» **Given exercise**:
Restate, word for word, all of the material shown below.

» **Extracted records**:

---

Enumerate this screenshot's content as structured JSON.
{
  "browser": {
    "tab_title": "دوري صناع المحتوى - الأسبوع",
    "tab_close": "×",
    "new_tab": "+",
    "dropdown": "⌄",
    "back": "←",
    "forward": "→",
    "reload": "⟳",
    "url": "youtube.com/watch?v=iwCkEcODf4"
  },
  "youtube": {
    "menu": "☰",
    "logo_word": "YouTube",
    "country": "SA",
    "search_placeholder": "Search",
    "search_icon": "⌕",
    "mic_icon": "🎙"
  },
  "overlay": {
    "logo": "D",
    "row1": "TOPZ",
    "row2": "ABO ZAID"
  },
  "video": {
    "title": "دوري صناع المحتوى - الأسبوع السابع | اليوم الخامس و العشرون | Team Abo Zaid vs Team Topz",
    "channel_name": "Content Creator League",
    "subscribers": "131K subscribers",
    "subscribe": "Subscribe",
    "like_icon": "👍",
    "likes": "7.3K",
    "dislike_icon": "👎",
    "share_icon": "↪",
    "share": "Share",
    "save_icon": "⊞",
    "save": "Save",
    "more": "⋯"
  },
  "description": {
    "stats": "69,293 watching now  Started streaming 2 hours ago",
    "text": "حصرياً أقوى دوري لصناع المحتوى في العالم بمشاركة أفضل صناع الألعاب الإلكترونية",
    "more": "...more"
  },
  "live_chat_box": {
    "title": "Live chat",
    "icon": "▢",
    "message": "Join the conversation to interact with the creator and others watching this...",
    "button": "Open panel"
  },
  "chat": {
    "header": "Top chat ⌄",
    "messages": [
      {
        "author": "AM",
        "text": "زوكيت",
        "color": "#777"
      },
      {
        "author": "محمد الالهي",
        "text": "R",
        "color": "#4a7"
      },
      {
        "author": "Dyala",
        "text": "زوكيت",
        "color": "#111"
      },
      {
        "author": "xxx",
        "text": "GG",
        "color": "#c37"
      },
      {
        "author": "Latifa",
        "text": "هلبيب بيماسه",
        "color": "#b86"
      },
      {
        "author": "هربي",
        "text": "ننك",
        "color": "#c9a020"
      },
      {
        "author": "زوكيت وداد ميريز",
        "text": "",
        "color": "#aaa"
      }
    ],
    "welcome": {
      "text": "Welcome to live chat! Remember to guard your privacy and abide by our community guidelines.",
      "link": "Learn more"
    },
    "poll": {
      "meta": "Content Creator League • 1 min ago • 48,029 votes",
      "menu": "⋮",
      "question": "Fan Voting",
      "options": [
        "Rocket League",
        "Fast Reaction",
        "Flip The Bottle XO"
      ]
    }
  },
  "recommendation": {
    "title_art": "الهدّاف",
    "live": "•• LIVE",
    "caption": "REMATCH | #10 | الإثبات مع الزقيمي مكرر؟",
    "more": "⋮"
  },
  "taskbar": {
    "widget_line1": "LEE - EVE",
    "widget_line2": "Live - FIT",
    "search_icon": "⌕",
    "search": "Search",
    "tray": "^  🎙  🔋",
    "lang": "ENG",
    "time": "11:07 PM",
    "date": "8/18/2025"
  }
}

---

» **Output below**:
Enumerate this screenshot's content as structured JSON.
{
  "browser": {
    "tab_title": "دوري صناع المحتوى - الأسبوع",
    "tab_close": "×",
    "new_tab": "+",
    "dropdown": "⌄",
    "back": "←",
    "forward": "→",
    "reload": "⟳",
    "url": "youtube.com/watch?v=iwCkEcODf4"
  },
  "youtube": {
    "menu": "☰",
    "logo_word": "YouTube",
    "country": "SA",
    "search_placeholder": "Search",
    "search_icon": "⌕",
    "mic_icon": "🎙"
  },
  "overlay": {
    "logo": "D",
    "row1": "TOPZ",
    "row2": "ABO ZAID"
  },
  "video": {
    "title": "دوري صناع المحتوى - الأسبوع السابع | اليوم الخامس و العشرون | Team Abo Zaid vs Team Topz",
    "channel_name": "Content Creator League",
    "subscribers": "131K subscribers",
    "subscribe": "Subscribe",
    "like_icon": "👍",
    "likes": "7.3K",
    "dislike_icon": "👎",
    "share_icon": "↪",
    "share": "Share",
    "save_icon": "⊞",
    "save": "Save",
    "more": "⋯"
  },
  "description": {
    "stats": "69,293 watching now  Started streaming 2 hours ago",
    "text": "حصرياً أقوى دوري لصناع المحتوى في العالم بمشاركة أفضل صناع الألعاب الإلكترونية",
    "more": "...more"
  },
  "live_chat_box": {
    "title": "Live chat",
    "icon": "▢",
    "message": "Join the conversation to interact with the creator and others watching this...",
    "button": "Open panel"
  },
  "chat": {
    "header": "Top chat ⌄",
    "messages": [
      {
        "author": "AM",
        "text": "زوكيت",
        "color": "#777"
      },
      {
        "author": "محمد الالهي",
        "text": "R",
        "color": "#4a7"
      },
      {
        "author": "Dyala",
        "text": "زوكيت",
        "color": "#111"
      },
      {
        "author": "xxx",
        "text": "GG",
        "color": "#c37"
      },
      {
        "author": "Latifa",
        "text": "هلبيب بيماسه",
        "color": "#b86"
      },
      {
        "author": "هربي",
        "text": "ننك",
        "color": "#c9a020"
      },
      {
        "author": "زوكيت وداد ميريز",
        "text": "",
        "color": "#aaa"
      }
    ],
    "welcome": {
      "text": "Welcome to live chat! Remember to guard your privacy and abide by our community guidelines.",
      "link": "Learn more"
    },
    "poll": {
      "meta": "Content Creator League • 1 min ago • 48,029 votes",
      "menu": "⋮",
      "question": "Fan Voting",
      "options": [
        "Rocket League",
        "Fast Reaction",
        "Flip The Bottle XO"
      ]
    }
  },
  "recommendation": {
    "title_art": "الهدّاف",
    "live": "•• LIVE",
    "caption": "REMATCH | #10 | الإثبات مع الزقيمي مكرر؟",
    "more": "⋮"
  },
  "taskbar": {
    "widget_line1": "LEE - EVE",
    "widget_line2": "Live - FIT",
    "search_icon": "⌕",
    "search": "Search",
    "tray": "^  🎙  🔋",
    "lang": "ENG",
    "time": "11:07 PM",
    "date": "8/18/2025"
  }
}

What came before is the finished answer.